● Exercise goal:
List each line of the data that holds the word "Viewer".

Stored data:
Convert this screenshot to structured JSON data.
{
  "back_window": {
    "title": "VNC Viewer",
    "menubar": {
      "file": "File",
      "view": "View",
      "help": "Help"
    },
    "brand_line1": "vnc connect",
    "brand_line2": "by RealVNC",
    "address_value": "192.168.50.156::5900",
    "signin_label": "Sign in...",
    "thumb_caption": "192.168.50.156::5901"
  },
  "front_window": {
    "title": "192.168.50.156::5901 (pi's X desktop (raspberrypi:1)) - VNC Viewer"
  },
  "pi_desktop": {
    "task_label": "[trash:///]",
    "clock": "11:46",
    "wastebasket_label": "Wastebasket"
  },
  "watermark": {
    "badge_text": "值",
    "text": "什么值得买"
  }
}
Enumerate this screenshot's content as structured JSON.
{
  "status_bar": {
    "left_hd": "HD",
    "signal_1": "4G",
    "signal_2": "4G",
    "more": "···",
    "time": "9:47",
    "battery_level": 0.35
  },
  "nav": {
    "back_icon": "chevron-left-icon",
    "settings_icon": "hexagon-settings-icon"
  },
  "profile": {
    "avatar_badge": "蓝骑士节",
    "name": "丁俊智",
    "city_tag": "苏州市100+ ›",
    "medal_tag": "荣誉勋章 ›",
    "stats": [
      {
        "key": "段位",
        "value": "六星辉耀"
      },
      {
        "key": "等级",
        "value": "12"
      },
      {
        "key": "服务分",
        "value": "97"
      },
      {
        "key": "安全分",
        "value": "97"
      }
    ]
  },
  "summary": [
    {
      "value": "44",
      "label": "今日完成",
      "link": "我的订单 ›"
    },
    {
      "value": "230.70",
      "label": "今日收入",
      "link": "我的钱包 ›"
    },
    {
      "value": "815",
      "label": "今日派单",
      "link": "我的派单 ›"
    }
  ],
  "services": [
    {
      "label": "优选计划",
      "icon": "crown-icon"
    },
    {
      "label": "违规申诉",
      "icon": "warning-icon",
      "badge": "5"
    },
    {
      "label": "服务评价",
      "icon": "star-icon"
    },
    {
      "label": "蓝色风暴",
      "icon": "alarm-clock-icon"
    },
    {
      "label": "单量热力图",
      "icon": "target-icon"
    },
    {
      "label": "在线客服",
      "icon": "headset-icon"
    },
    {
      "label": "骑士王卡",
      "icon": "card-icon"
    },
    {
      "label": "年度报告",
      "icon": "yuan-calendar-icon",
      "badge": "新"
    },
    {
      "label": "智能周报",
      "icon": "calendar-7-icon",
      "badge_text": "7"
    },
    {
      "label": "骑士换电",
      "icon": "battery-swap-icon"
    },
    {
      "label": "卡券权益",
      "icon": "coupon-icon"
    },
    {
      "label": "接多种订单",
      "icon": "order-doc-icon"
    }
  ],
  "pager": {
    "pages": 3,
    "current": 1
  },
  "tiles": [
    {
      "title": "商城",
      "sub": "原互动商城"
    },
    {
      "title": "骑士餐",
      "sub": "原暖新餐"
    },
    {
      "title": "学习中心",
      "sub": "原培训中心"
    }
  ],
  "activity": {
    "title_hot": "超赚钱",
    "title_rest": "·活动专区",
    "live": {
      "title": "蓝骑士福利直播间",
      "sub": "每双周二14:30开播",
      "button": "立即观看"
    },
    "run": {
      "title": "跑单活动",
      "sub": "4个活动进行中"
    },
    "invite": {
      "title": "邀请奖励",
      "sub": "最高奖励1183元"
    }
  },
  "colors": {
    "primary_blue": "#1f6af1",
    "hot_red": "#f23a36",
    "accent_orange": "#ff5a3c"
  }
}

● Response for this exercise:
    "title": "VNC Viewer",
    "title": "192.168.50.156::5901 (pi's X desktop (raspberrypi:1)) - VNC Viewer"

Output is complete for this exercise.